■ Given records:
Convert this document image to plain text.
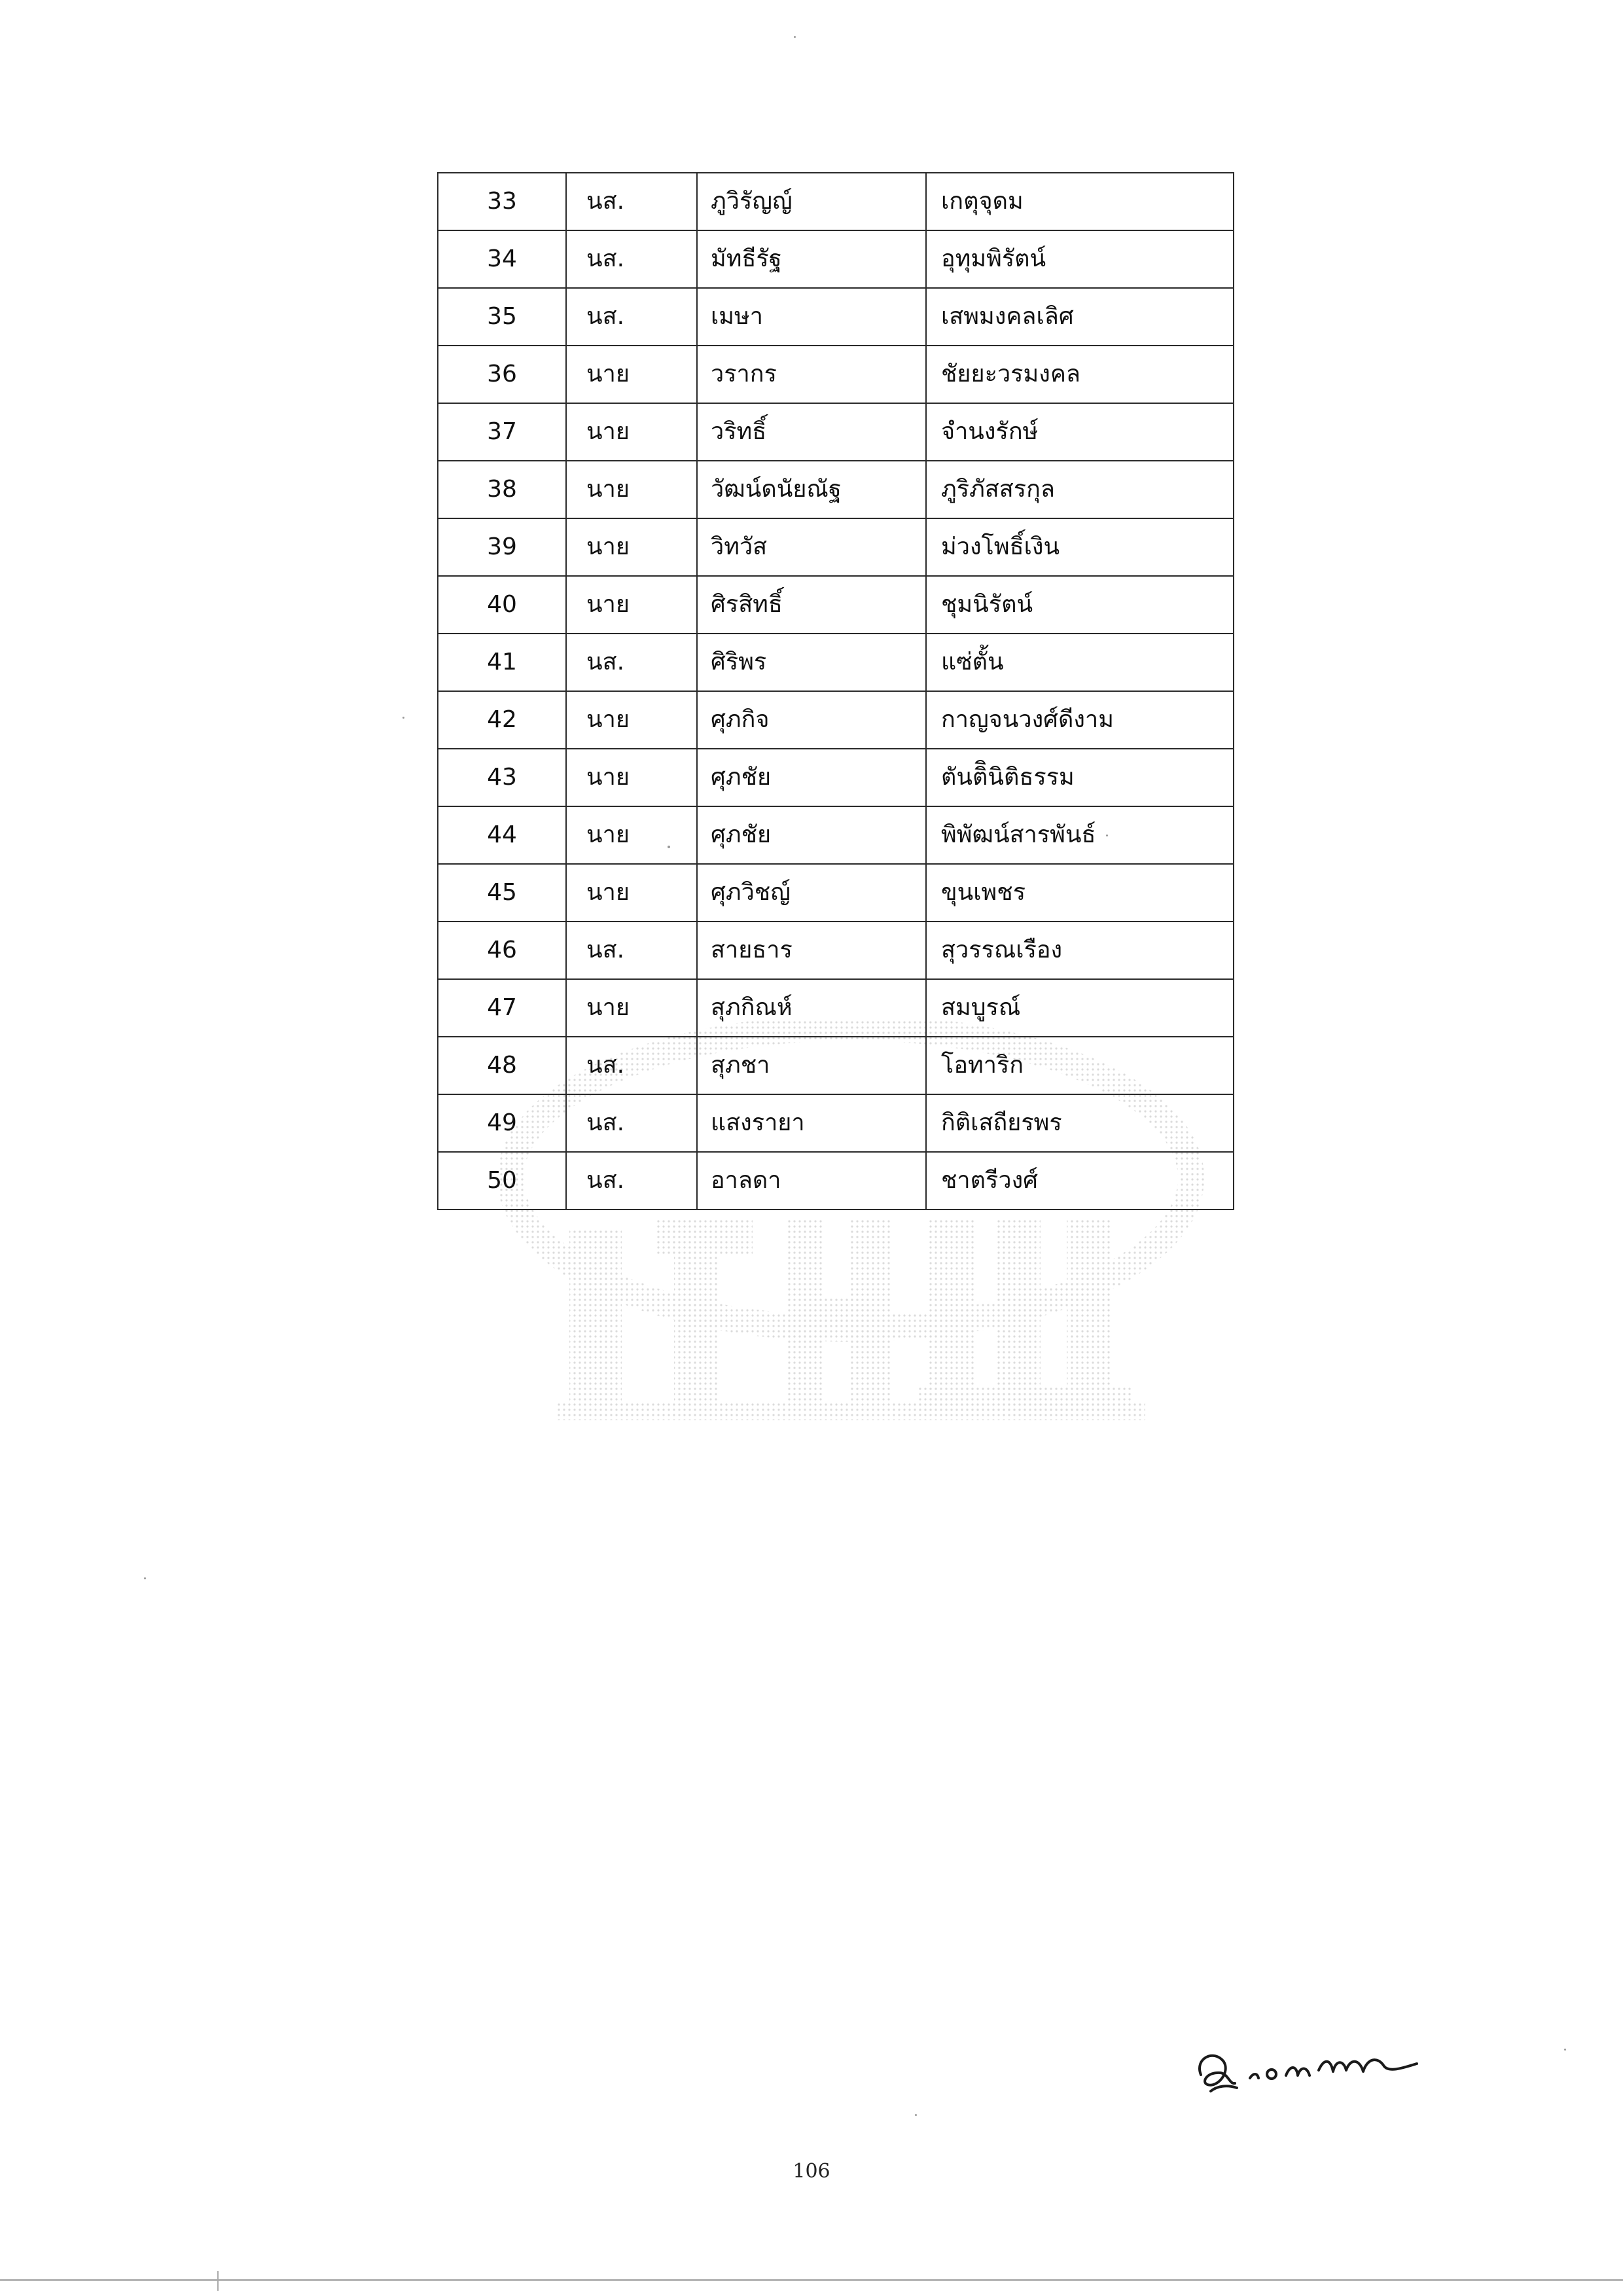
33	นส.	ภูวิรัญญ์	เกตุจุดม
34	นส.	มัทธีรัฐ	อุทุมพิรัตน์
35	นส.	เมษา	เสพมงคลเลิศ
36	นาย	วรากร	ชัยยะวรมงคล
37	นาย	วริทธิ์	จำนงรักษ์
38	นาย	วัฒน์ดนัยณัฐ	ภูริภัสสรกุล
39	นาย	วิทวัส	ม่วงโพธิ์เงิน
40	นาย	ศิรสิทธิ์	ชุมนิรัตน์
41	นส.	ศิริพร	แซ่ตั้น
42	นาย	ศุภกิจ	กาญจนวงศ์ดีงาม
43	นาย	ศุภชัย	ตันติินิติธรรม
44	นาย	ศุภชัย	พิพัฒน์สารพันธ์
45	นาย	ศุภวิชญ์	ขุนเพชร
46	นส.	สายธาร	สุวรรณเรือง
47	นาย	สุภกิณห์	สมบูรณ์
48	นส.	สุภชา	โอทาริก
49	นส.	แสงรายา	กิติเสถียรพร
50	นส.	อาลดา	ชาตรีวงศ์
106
---
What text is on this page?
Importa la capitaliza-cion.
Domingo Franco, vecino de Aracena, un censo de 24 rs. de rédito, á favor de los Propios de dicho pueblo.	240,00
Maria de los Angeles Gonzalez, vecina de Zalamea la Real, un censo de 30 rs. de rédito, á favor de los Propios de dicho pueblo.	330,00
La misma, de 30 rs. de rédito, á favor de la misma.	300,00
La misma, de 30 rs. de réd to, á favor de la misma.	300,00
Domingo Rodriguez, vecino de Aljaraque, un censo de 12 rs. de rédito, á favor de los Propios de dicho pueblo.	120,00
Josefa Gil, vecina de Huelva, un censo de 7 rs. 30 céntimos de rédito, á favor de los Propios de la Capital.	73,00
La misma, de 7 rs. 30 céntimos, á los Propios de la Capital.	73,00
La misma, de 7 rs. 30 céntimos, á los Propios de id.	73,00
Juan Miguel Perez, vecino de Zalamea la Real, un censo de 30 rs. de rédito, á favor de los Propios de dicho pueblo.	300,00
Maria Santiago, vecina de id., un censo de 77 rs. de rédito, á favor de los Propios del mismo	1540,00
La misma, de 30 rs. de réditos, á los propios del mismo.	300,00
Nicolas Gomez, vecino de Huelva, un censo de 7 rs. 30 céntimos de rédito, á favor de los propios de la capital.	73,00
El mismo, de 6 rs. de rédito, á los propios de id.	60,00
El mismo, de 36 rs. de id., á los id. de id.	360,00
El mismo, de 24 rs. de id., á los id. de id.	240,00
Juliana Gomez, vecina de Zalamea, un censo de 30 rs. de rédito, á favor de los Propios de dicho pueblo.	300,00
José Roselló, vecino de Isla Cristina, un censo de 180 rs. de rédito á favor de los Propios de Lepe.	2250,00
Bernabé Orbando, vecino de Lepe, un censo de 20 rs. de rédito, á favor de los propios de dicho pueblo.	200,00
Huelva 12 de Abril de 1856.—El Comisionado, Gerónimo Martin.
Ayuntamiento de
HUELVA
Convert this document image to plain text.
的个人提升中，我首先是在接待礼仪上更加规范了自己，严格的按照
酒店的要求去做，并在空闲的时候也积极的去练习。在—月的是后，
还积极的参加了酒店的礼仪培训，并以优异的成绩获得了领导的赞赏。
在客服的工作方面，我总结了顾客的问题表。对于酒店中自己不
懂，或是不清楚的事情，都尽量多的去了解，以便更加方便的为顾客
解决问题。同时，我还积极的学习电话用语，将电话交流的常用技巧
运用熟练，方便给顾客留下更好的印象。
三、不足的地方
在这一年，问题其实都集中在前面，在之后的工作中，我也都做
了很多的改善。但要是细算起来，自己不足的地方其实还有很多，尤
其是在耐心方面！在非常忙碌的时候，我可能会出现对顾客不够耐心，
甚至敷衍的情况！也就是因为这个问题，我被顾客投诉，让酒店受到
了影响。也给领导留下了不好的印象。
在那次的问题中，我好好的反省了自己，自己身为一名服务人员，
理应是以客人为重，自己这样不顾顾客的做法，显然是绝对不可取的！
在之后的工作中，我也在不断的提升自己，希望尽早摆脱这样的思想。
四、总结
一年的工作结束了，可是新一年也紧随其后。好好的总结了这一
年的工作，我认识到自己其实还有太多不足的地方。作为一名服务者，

■ Exercise prompt:
Lines that include the word "Maria" are to be extracted from the data above.

■ Exercise response:
Maria de los Angeles Gonzalez, vecina de Zalamea la Real, un censo de 30 rs. de rédito, á favor de los Propios de dicho pueblo.	330,00
Maria Santiago, vecina de id., un censo de 77 rs. de rédito, á favor de los Propios del mismo	1540,00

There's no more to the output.